#### Input
______
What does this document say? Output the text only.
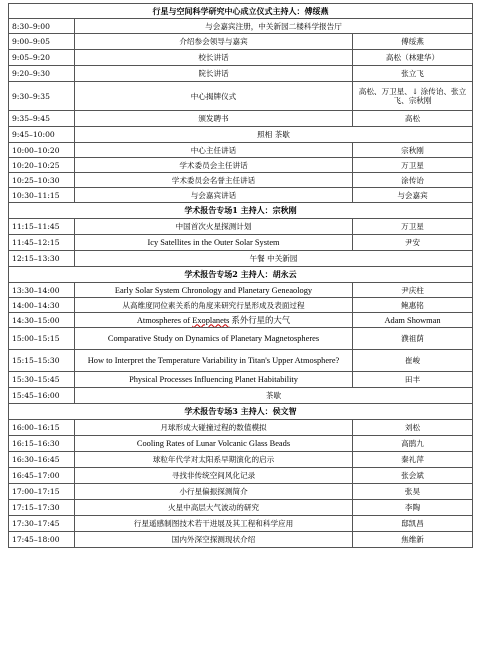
行星与空间科学研究中心成立仪式主持人：傅绥燕		
8:30–9:00	与会嘉宾注册，中关新园二楼科学报告厅	
9:00–9:05	介绍参会领导与嘉宾	傅绥燕
9:05–9:20	校长讲话	高松（林建华）
9:20–9:30	院长讲话	张立飞
9:30–9:35	中心揭牌仪式	高松、万卫星、↓ 涂传诒、张立飞、宗秋刚
9:35–9:45	颁发聘书	高松
9:45–10:00	照相 茶歇	
10:00–10:20	中心主任讲话	宗秋刚
10:20–10:25	学术委员会主任讲话	万卫星
10:25–10:30	学术委员会名誉主任讲话	涂传诒
10:30–11:15	与会嘉宾讲话	与会嘉宾
学术报告专场1 主持人：宗秋刚		
11:15–11:45	中国首次火星探测计划	万卫星
11:45–12:15	Icy Satellites in the Outer Solar System	尹安
12:15–13:30	午餐 中关新园	
学术报告专场2 主持人：胡永云		
13:30–14:00	Early Solar System Chronology and Planetary Geneaology	尹庆柱
14:00–14:30	从高维度同位素关系的角度来研究行星形成及表面过程	鲍惠铭
14:30–15:00	Atmospheres of Exoplanets 系外行星的大气	Adam Showman
15:00–15:15	Comparative Study on Dynamics of Planetary Magnetospheres	濮祖荫
15:15–15:30	How to Interpret the Temperature Variability in Titan's Upper Atmosphere?	崔峻
15:30–15:45	Physical Processes Influencing Planet Habitability	田丰
15:45–16:00	茶歇	
学术报告专场3 主持人：侯文智		
16:00–16:15	月球形成大碰撞过程的数值模拟	刘松
16:15–16:30	Cooling Rates of Lunar Volcanic Glass Beads	高鹃九
16:30–16:45	球粒年代学对太阳系早期演化的启示	秦礼萍
16:45–17:00	寻找非传统空间风化记录	张会斌
17:00–17:15	小行星偏振探测简介	张昊
17:15–17:30	火星中高层大气波动的研究	李陶
17:30–17:45	行星遥感制图技术若干进展及其工程和科学应用	邸凯昌
17:45–18:00	国内外深空探测现状介绍	焦维新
______
#### Task prompt
Write out the whole listing again, exactly, with no pictures.

#### The response
What does this document say? Output the text only.
行星与空间科学研究中心成立仪式主持人：傅绥燕		
8:30–9:00	与会嘉宾注册，中关新园二楼科学报告厅	
9:00–9:05	介绍参会领导与嘉宾	傅绥燕
9:05–9:20	校长讲话	高松（林建华）
9:20–9:30	院长讲话	张立飞
9:30–9:35	中心揭牌仪式	高松、万卫星、↓ 涂传诒、张立飞、宗秋刚
9:35–9:45	颁发聘书	高松
9:45–10:00	照相 茶歇	
10:00–10:20	中心主任讲话	宗秋刚
10:20–10:25	学术委员会主任讲话	万卫星
10:25–10:30	学术委员会名誉主任讲话	涂传诒
10:30–11:15	与会嘉宾讲话	与会嘉宾
学术报告专场1 主持人：宗秋刚		
11:15–11:45	中国首次火星探测计划	万卫星
11:45–12:15	Icy Satellites in the Outer Solar System	尹安
12:15–13:30	午餐 中关新园	
学术报告专场2 主持人：胡永云		
13:30–14:00	Early Solar System Chronology and Planetary Geneaology	尹庆柱
14:00–14:30	从高维度同位素关系的角度来研究行星形成及表面过程	鲍惠铭
14:30–15:00	Atmospheres of Exoplanets 系外行星的大气	Adam Showman
15:00–15:15	Comparative Study on Dynamics of Planetary Magnetospheres	濮祖荫
15:15–15:30	How to Interpret the Temperature Variability in Titan's Upper Atmosphere?	崔峻
15:30–15:45	Physical Processes Influencing Planet Habitability	田丰
15:45–16:00	茶歇	
学术报告专场3 主持人：侯文智		
16:00–16:15	月球形成大碰撞过程的数值模拟	刘松
16:15–16:30	Cooling Rates of Lunar Volcanic Glass Beads	高鹃九
16:30–16:45	球粒年代学对太阳系早期演化的启示	秦礼萍
16:45–17:00	寻找非传统空间风化记录	张会斌
17:00–17:15	小行星偏振探测简介	张昊
17:15–17:30	火星中高层大气波动的研究	李陶
17:30–17:45	行星遥感制图技术若干进展及其工程和科学应用	邸凯昌
17:45–18:00	国内外深空探测现状介绍	焦维新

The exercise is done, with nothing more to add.